What lines of the data include the string "JSON"? Copy them all.

SOURCE RECORDS:
╭──

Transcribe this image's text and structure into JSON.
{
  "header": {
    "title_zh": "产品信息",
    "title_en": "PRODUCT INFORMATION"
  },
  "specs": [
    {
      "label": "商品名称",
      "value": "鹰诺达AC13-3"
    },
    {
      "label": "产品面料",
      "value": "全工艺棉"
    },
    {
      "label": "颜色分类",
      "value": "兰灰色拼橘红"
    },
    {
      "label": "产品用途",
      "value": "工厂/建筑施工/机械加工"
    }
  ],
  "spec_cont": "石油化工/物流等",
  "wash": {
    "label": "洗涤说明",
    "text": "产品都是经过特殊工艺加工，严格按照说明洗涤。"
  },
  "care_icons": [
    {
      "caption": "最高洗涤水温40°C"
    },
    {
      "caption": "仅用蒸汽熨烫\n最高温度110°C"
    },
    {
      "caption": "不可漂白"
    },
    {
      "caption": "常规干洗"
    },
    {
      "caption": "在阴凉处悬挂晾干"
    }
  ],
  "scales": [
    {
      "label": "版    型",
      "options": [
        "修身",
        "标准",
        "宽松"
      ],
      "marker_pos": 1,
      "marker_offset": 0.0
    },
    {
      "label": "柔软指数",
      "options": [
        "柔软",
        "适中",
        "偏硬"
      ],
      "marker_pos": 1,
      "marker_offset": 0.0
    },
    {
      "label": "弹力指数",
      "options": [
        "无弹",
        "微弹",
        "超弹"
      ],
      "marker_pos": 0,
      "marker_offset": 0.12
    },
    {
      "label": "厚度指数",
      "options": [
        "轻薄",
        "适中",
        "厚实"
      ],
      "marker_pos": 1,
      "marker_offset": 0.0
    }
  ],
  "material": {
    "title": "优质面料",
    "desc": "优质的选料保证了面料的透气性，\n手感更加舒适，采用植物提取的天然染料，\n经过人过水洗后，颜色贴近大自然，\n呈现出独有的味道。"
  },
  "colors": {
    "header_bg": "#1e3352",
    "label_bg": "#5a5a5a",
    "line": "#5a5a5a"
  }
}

╰──
╭──

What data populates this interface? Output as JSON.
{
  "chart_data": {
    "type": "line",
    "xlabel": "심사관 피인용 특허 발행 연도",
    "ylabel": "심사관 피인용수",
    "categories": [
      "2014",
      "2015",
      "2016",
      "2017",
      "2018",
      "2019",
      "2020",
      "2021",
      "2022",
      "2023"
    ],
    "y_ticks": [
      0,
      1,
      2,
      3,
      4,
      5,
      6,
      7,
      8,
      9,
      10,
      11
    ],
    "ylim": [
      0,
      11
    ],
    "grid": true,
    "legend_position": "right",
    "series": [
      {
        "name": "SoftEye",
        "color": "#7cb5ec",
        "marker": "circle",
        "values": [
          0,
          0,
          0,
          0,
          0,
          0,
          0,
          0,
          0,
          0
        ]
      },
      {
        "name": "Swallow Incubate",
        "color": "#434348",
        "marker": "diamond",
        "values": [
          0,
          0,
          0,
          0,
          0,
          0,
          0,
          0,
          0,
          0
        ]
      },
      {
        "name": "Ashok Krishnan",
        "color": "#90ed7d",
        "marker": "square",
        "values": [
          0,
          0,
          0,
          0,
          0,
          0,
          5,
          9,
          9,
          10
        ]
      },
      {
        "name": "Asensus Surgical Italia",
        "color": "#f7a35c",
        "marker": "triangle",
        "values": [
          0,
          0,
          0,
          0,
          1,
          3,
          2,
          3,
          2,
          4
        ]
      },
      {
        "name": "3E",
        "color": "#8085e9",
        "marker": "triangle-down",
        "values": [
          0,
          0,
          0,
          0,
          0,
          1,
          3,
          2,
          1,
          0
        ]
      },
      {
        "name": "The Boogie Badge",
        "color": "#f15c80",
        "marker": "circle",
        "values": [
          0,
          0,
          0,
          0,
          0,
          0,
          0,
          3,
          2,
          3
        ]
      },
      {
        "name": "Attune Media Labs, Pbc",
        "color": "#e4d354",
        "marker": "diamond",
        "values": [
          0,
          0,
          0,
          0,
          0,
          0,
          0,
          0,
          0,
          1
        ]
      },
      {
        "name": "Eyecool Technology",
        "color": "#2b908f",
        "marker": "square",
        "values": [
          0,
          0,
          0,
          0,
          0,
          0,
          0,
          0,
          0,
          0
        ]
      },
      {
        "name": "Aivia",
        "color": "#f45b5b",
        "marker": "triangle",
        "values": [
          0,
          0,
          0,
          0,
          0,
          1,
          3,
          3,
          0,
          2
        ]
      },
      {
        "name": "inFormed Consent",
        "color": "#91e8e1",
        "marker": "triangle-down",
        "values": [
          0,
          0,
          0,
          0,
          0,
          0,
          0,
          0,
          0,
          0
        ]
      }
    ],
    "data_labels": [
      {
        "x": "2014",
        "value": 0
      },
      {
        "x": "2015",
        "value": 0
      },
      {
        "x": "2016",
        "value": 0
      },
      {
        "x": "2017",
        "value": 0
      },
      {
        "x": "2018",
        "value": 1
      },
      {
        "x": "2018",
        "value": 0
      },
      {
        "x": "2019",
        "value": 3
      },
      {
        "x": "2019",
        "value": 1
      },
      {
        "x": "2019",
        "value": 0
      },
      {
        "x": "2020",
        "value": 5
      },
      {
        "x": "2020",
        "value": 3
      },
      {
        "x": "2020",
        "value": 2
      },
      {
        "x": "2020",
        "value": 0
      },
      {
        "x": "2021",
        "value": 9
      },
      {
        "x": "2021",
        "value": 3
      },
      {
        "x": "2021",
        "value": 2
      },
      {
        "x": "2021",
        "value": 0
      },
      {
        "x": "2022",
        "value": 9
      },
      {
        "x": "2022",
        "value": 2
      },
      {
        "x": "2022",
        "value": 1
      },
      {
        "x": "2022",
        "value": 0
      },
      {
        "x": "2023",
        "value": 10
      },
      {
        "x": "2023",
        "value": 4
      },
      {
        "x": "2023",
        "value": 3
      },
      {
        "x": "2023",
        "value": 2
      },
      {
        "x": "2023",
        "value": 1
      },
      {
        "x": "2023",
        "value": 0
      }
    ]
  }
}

╰──

TASK ANSWER:
Transcribe this image's text and structure into JSON.
What data populates this interface? Output as JSON.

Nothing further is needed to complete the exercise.